■ **ENTRIES PROVIDED**
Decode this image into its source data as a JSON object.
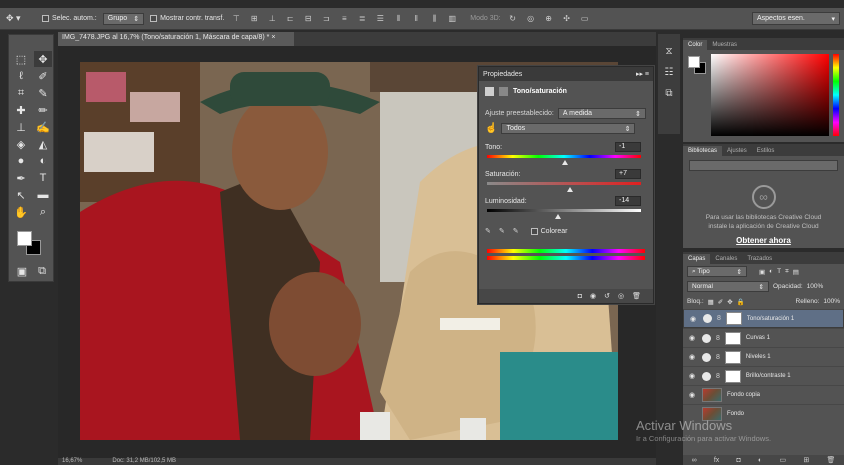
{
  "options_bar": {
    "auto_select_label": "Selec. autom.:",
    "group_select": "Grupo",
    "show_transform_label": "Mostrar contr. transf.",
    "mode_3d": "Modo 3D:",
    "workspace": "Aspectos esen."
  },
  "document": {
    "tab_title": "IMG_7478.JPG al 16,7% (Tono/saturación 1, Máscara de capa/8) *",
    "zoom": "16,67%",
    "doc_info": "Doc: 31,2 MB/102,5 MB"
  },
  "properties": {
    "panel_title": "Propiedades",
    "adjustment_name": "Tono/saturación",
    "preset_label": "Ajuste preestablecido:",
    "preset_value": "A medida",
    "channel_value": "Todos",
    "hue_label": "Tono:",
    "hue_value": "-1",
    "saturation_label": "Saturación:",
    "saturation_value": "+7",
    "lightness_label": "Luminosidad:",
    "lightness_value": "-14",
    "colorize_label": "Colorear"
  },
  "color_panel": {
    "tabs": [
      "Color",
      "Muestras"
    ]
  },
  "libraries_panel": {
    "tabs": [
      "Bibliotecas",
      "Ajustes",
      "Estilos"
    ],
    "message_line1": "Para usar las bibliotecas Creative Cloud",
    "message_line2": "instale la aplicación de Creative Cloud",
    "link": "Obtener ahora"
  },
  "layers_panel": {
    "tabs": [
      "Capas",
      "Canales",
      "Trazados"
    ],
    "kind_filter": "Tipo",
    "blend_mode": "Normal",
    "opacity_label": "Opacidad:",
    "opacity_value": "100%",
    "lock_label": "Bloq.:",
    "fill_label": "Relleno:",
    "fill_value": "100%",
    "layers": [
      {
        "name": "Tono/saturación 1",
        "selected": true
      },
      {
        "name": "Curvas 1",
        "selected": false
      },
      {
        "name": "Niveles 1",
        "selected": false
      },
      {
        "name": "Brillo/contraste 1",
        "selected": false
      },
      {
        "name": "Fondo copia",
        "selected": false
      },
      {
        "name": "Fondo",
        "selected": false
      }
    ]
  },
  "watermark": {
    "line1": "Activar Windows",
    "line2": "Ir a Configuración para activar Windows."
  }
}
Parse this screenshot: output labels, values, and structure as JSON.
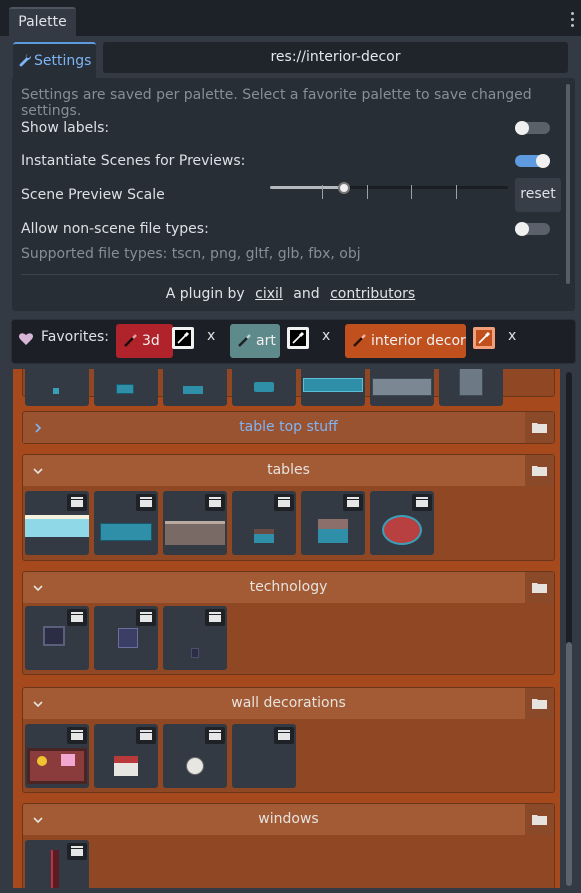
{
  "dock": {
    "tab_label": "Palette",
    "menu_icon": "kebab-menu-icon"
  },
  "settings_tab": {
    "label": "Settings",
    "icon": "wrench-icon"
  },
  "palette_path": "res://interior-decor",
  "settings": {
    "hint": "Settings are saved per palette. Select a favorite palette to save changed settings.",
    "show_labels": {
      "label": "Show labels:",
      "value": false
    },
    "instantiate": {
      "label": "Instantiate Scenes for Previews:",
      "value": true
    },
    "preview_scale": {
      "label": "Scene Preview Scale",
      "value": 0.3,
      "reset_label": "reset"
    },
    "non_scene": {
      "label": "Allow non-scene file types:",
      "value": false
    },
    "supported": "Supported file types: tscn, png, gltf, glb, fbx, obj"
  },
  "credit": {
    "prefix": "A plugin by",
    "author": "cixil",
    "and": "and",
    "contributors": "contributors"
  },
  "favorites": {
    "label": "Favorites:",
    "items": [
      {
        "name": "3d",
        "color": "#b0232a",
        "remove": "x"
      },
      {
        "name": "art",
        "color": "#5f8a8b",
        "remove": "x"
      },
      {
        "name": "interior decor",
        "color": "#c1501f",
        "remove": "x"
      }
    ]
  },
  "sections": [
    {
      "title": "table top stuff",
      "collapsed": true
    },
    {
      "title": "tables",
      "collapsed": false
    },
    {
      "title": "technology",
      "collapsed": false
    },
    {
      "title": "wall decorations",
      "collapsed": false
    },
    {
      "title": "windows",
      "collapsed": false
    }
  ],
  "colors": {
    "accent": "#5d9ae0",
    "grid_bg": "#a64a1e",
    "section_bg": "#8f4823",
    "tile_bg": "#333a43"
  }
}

■ **DESCRIPTION OF THE TASK**
Print all entries exactly. The images do not belong in the copy.

■ **EXERCISE SOLUTION**
Decode this image into its source data as a JSON object.
{
  "options_bar": {
    "auto_select_label": "Selec. autom.:",
    "group_select": "Grupo",
    "show_transform_label": "Mostrar contr. transf.",
    "mode_3d": "Modo 3D:",
    "workspace": "Aspectos esen."
  },
  "document": {
    "tab_title": "IMG_7478.JPG al 16,7% (Tono/saturación 1, Máscara de capa/8) *",
    "zoom": "16,67%",
    "doc_info": "Doc: 31,2 MB/102,5 MB"
  },
  "properties": {
    "panel_title": "Propiedades",
    "adjustment_name": "Tono/saturación",
    "preset_label": "Ajuste preestablecido:",
    "preset_value": "A medida",
    "channel_value": "Todos",
    "hue_label": "Tono:",
    "hue_value": "-1",
    "saturation_label": "Saturación:",
    "saturation_value": "+7",
    "lightness_label": "Luminosidad:",
    "lightness_value": "-14",
    "colorize_label": "Colorear"
  },
  "color_panel": {
    "tabs": [
      "Color",
      "Muestras"
    ]
  },
  "libraries_panel": {
    "tabs": [
      "Bibliotecas",
      "Ajustes",
      "Estilos"
    ],
    "message_line1": "Para usar las bibliotecas Creative Cloud",
    "message_line2": "instale la aplicación de Creative Cloud",
    "link": "Obtener ahora"
  },
  "layers_panel": {
    "tabs": [
      "Capas",
      "Canales",
      "Trazados"
    ],
    "kind_filter": "Tipo",
    "blend_mode": "Normal",
    "opacity_label": "Opacidad:",
    "opacity_value": "100%",
    "lock_label": "Bloq.:",
    "fill_label": "Relleno:",
    "fill_value": "100%",
    "layers": [
      {
        "name": "Tono/saturación 1",
        "selected": true
      },
      {
        "name": "Curvas 1",
        "selected": false
      },
      {
        "name": "Niveles 1",
        "selected": false
      },
      {
        "name": "Brillo/contraste 1",
        "selected": false
      },
      {
        "name": "Fondo copia",
        "selected": false
      },
      {
        "name": "Fondo",
        "selected": false
      }
    ]
  },
  "watermark": {
    "line1": "Activar Windows",
    "line2": "Ir a Configuración para activar Windows."
  }
}
Parse this screenshot: output labels, values, and structure as JSON.
{
  "dock": {
    "tab_label": "Palette",
    "menu_icon": "kebab-menu-icon"
  },
  "settings_tab": {
    "label": "Settings",
    "icon": "wrench-icon"
  },
  "palette_path": "res://interior-decor",
  "settings": {
    "hint": "Settings are saved per palette. Select a favorite palette to save changed settings.",
    "show_labels": {
      "label": "Show labels:",
      "value": false
    },
    "instantiate": {
      "label": "Instantiate Scenes for Previews:",
      "value": true
    },
    "preview_scale": {
      "label": "Scene Preview Scale",
      "value": 0.3,
      "reset_label": "reset"
    },
    "non_scene": {
      "label": "Allow non-scene file types:",
      "value": false
    },
    "supported": "Supported file types: tscn, png, gltf, glb, fbx, obj"
  },
  "credit": {
    "prefix": "A plugin by",
    "author": "cixil",
    "and": "and",
    "contributors": "contributors"
  },
  "favorites": {
    "label": "Favorites:",
    "items": [
      {
        "name": "3d",
        "color": "#b0232a",
        "remove": "x"
      },
      {
        "name": "art",
        "color": "#5f8a8b",
        "remove": "x"
      },
      {
        "name": "interior decor",
        "color": "#c1501f",
        "remove": "x"
      }
    ]
  },
  "sections": [
    {
      "title": "table top stuff",
      "collapsed": true
    },
    {
      "title": "tables",
      "collapsed": false
    },
    {
      "title": "technology",
      "collapsed": false
    },
    {
      "title": "wall decorations",
      "collapsed": false
    },
    {
      "title": "windows",
      "collapsed": false
    }
  ],
  "colors": {
    "accent": "#5d9ae0",
    "grid_bg": "#a64a1e",
    "section_bg": "#8f4823",
    "tile_bg": "#333a43"
  }
}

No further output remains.